__Given request__. Copy every entry exactly as given, minus the images.

--- begin ---

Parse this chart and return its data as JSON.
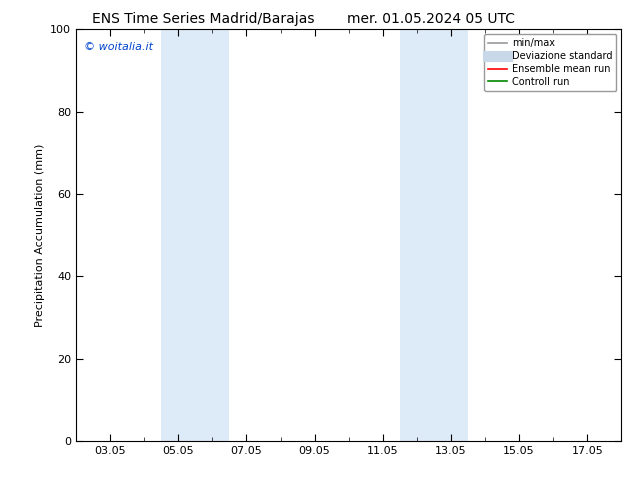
{
  "title_left": "ENS Time Series Madrid/Barajas",
  "title_right": "mer. 01.05.2024 05 UTC",
  "ylabel": "Precipitation Accumulation (mm)",
  "ylim": [
    0,
    100
  ],
  "yticks": [
    0,
    20,
    40,
    60,
    80,
    100
  ],
  "xtick_labels": [
    "03.05",
    "05.05",
    "07.05",
    "09.05",
    "11.05",
    "13.05",
    "15.05",
    "17.05"
  ],
  "xtick_positions": [
    2,
    4,
    6,
    8,
    10,
    12,
    14,
    16
  ],
  "xlim": [
    1,
    17
  ],
  "shaded_bands": [
    {
      "xmin": 3.5,
      "xmax": 5.5
    },
    {
      "xmin": 10.5,
      "xmax": 12.5
    }
  ],
  "shaded_color": "#ddeaf7",
  "watermark_text": "© woitalia.it",
  "watermark_color": "#0044cc",
  "legend_items": [
    {
      "label": "min/max",
      "color": "#999999",
      "lw": 1.2
    },
    {
      "label": "Deviazione standard",
      "color": "#c8d8e8",
      "lw": 8
    },
    {
      "label": "Ensemble mean run",
      "color": "#ff0000",
      "lw": 1.2
    },
    {
      "label": "Controll run",
      "color": "#008800",
      "lw": 1.2
    }
  ],
  "bg_color": "#ffffff",
  "spine_color": "#000000",
  "title_fontsize": 10,
  "axis_label_fontsize": 8,
  "tick_fontsize": 8,
  "watermark_fontsize": 8,
  "legend_fontsize": 7
}
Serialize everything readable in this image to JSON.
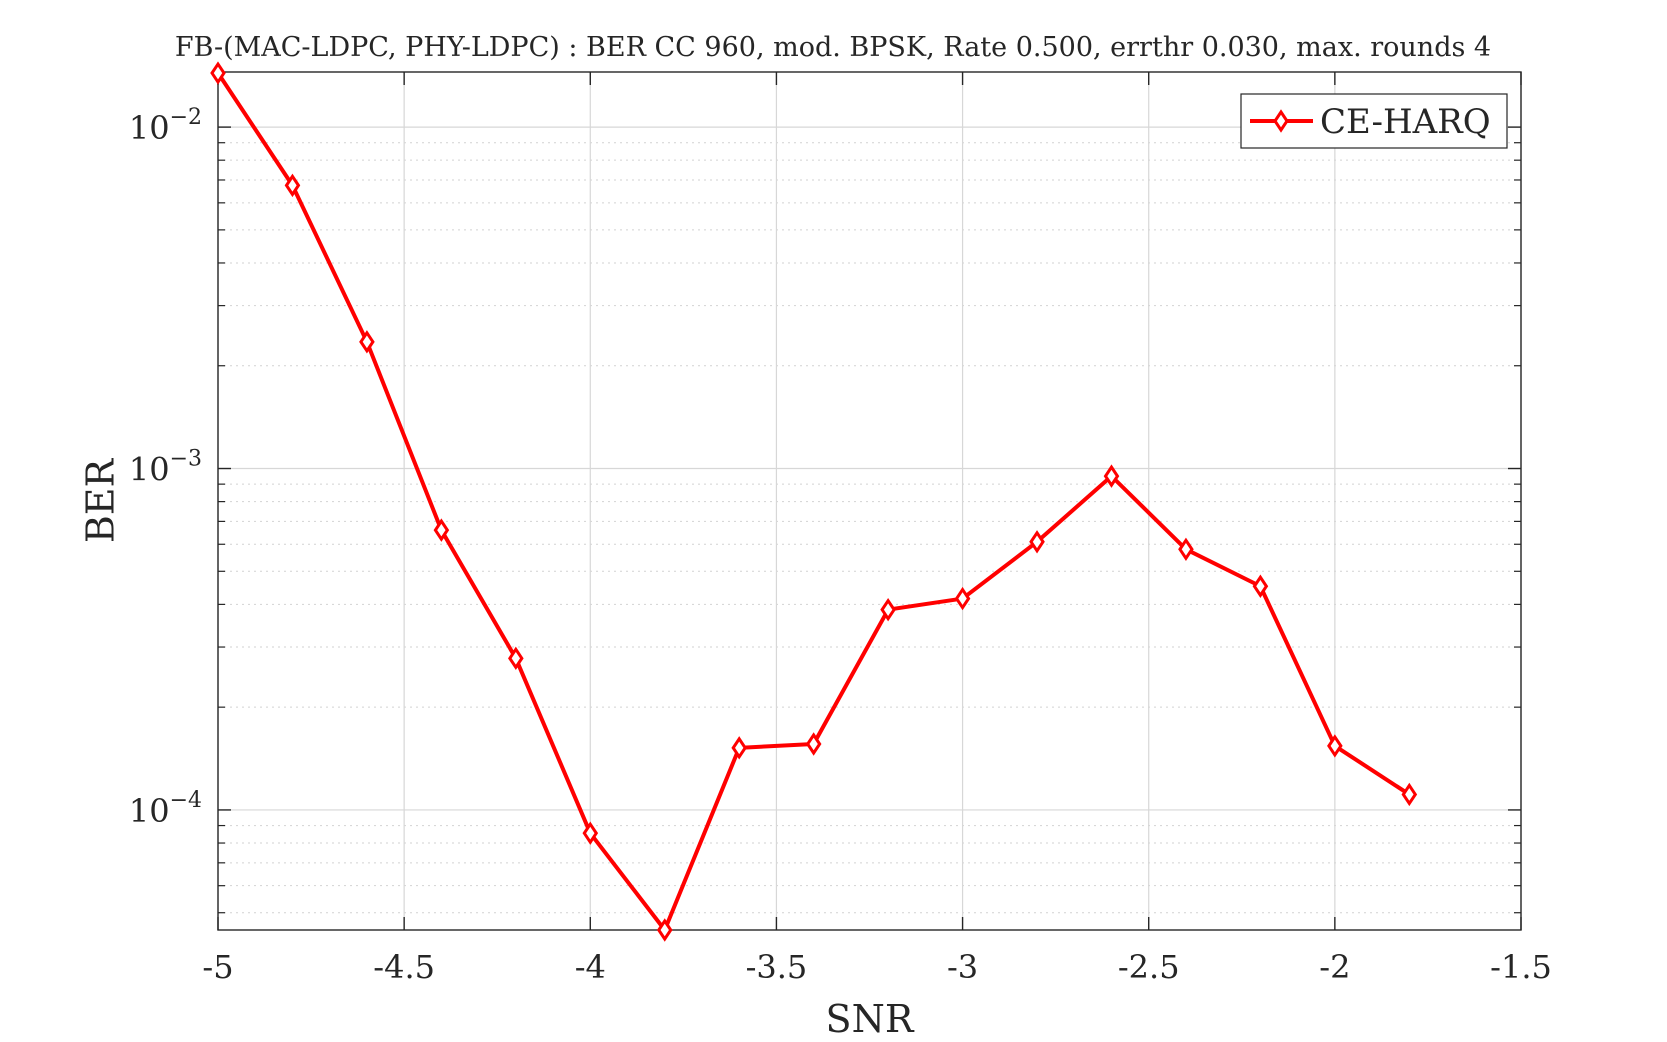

--- end ---

__Task answer__.
Parse this chart and return its data as JSON.
{
  "title_left": "ENS Time Series Madrid/Barajas",
  "title_right": "mer. 01.05.2024 05 UTC",
  "ylabel": "Precipitation Accumulation (mm)",
  "ylim": [
    0,
    100
  ],
  "yticks": [
    0,
    20,
    40,
    60,
    80,
    100
  ],
  "xtick_labels": [
    "03.05",
    "05.05",
    "07.05",
    "09.05",
    "11.05",
    "13.05",
    "15.05",
    "17.05"
  ],
  "xtick_positions": [
    2,
    4,
    6,
    8,
    10,
    12,
    14,
    16
  ],
  "xlim": [
    1,
    17
  ],
  "shaded_bands": [
    {
      "xmin": 3.5,
      "xmax": 5.5
    },
    {
      "xmin": 10.5,
      "xmax": 12.5
    }
  ],
  "shaded_color": "#ddeaf7",
  "watermark_text": "© woitalia.it",
  "watermark_color": "#0044cc",
  "legend_items": [
    {
      "label": "min/max",
      "color": "#999999",
      "lw": 1.2
    },
    {
      "label": "Deviazione standard",
      "color": "#c8d8e8",
      "lw": 8
    },
    {
      "label": "Ensemble mean run",
      "color": "#ff0000",
      "lw": 1.2
    },
    {
      "label": "Controll run",
      "color": "#008800",
      "lw": 1.2
    }
  ],
  "bg_color": "#ffffff",
  "spine_color": "#000000",
  "title_fontsize": 10,
  "axis_label_fontsize": 8,
  "tick_fontsize": 8,
  "watermark_fontsize": 8,
  "legend_fontsize": 7
}
Serialize everything readable in this image to JSON.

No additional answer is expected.